→ Dataset records:

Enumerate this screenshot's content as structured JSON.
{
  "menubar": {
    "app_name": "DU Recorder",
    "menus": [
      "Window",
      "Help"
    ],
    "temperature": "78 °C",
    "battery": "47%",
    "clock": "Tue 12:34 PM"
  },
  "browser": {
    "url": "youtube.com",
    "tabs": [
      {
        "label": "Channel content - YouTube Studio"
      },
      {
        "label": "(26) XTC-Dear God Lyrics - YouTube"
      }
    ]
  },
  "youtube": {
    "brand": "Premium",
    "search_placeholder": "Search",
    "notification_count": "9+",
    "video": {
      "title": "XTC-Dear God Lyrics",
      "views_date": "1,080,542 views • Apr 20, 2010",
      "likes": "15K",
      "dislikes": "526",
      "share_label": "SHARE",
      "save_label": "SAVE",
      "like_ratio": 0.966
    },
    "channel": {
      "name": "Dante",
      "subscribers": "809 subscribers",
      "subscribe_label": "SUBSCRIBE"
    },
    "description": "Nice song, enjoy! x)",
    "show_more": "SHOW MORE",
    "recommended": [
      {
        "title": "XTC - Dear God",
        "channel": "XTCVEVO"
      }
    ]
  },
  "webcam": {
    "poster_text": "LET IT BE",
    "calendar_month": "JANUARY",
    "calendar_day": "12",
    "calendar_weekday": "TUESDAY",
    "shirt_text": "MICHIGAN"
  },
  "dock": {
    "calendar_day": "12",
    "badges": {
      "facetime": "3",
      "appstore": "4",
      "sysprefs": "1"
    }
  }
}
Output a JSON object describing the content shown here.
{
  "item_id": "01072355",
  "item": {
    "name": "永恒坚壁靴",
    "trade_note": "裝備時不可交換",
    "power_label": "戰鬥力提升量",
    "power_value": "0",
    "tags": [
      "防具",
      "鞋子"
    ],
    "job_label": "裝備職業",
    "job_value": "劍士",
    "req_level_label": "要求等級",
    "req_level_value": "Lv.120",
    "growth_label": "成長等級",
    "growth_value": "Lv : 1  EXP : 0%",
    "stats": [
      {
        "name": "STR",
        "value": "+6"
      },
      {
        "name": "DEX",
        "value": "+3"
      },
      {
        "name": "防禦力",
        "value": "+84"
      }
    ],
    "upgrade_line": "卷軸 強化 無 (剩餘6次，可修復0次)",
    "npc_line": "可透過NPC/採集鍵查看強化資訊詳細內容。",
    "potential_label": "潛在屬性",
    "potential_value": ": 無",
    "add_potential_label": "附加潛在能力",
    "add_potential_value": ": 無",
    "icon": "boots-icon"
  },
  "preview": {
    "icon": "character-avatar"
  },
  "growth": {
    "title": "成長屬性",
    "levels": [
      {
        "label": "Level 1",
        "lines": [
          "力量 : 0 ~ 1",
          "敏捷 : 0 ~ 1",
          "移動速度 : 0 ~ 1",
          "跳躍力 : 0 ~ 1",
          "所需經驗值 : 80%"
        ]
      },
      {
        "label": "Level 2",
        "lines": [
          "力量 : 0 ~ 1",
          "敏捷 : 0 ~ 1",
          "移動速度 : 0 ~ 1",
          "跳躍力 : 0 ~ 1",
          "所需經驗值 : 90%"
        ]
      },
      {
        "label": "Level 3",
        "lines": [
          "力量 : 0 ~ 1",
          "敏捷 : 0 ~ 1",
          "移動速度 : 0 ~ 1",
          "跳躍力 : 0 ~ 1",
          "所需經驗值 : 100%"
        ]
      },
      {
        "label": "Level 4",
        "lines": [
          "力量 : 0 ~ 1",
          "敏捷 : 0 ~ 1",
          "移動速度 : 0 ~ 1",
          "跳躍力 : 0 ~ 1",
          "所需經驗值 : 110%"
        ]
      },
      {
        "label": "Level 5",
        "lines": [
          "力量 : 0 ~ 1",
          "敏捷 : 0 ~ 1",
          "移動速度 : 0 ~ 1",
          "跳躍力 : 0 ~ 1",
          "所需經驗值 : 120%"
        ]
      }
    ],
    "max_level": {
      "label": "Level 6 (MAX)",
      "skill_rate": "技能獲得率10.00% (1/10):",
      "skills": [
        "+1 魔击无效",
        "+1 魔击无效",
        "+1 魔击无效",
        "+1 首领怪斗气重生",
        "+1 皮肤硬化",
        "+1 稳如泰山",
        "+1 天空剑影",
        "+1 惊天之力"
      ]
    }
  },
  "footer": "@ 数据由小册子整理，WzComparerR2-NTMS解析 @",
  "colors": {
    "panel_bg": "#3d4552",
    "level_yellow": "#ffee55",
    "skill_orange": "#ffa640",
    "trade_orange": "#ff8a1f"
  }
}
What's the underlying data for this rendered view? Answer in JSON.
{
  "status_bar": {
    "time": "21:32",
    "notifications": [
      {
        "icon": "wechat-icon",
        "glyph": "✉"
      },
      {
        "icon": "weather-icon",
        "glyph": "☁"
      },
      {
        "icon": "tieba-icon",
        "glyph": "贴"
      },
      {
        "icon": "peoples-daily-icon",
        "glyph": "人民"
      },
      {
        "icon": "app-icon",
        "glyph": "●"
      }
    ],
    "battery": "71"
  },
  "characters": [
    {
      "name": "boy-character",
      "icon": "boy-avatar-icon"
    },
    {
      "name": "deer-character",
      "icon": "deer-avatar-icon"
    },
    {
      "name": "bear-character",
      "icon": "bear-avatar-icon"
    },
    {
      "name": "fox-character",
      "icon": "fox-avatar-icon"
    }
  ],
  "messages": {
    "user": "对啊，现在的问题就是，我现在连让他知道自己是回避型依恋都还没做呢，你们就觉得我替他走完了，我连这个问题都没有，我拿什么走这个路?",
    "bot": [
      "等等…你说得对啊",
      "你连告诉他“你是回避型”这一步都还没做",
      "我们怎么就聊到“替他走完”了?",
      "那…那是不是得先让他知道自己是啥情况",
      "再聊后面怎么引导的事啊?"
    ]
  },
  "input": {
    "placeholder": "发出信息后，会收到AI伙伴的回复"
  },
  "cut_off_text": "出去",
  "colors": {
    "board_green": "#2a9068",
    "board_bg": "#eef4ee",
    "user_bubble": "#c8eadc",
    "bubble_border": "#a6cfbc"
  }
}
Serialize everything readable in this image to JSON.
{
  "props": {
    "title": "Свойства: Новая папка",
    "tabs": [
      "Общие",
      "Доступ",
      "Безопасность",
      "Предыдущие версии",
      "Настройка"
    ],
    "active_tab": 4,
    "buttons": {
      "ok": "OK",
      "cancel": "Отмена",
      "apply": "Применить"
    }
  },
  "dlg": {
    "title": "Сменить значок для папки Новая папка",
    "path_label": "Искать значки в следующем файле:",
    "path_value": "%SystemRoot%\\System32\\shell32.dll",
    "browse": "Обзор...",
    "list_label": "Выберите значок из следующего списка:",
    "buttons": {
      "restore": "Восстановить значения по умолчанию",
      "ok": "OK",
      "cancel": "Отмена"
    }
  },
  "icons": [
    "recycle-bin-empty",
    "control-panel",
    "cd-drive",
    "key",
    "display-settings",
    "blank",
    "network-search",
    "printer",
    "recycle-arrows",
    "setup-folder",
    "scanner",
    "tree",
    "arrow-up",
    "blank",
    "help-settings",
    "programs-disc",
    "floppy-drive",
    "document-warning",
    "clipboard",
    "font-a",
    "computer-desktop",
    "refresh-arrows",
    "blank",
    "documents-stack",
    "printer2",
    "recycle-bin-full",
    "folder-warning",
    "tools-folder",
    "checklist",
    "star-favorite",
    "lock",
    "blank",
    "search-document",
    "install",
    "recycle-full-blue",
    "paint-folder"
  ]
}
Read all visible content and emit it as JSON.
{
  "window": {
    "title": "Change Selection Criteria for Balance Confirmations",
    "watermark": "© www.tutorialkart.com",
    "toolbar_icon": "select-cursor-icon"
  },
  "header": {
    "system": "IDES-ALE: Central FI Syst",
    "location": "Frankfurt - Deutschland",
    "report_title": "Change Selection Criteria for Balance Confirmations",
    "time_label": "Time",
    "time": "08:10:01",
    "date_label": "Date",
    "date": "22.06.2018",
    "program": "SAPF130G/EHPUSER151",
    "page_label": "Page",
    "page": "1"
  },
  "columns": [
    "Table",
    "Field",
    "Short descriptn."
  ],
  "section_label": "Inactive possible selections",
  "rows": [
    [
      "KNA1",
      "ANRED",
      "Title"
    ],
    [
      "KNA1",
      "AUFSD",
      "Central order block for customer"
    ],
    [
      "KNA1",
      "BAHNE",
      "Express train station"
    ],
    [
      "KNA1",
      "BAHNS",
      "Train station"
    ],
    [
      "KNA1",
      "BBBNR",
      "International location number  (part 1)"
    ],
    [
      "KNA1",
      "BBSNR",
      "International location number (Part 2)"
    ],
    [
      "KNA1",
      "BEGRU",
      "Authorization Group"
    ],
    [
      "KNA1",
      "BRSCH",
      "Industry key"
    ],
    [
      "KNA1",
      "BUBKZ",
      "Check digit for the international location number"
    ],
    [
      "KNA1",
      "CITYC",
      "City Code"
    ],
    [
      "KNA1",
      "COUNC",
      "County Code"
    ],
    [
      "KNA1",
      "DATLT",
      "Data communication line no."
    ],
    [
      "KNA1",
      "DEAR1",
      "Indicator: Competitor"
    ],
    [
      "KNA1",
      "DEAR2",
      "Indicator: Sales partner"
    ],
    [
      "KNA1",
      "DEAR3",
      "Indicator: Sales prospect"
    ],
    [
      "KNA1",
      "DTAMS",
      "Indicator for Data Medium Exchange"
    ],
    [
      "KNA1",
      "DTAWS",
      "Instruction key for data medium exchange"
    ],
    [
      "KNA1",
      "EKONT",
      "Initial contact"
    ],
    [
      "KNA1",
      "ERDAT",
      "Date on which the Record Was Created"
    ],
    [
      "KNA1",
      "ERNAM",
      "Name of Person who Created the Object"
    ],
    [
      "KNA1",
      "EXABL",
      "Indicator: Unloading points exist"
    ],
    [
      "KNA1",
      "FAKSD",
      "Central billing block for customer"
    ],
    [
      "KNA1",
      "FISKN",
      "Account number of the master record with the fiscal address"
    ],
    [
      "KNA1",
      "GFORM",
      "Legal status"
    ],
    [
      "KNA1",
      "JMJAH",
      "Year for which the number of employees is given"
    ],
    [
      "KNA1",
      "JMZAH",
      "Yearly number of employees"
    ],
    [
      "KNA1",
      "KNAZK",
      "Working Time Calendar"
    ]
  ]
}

→ Given instruction: Filter out all lines lacking the word "папка" and copy the rest.

→ Exercise result:
    "title": "Свойства: Новая папка",
    "title": "Сменить значок для папки Новая папка",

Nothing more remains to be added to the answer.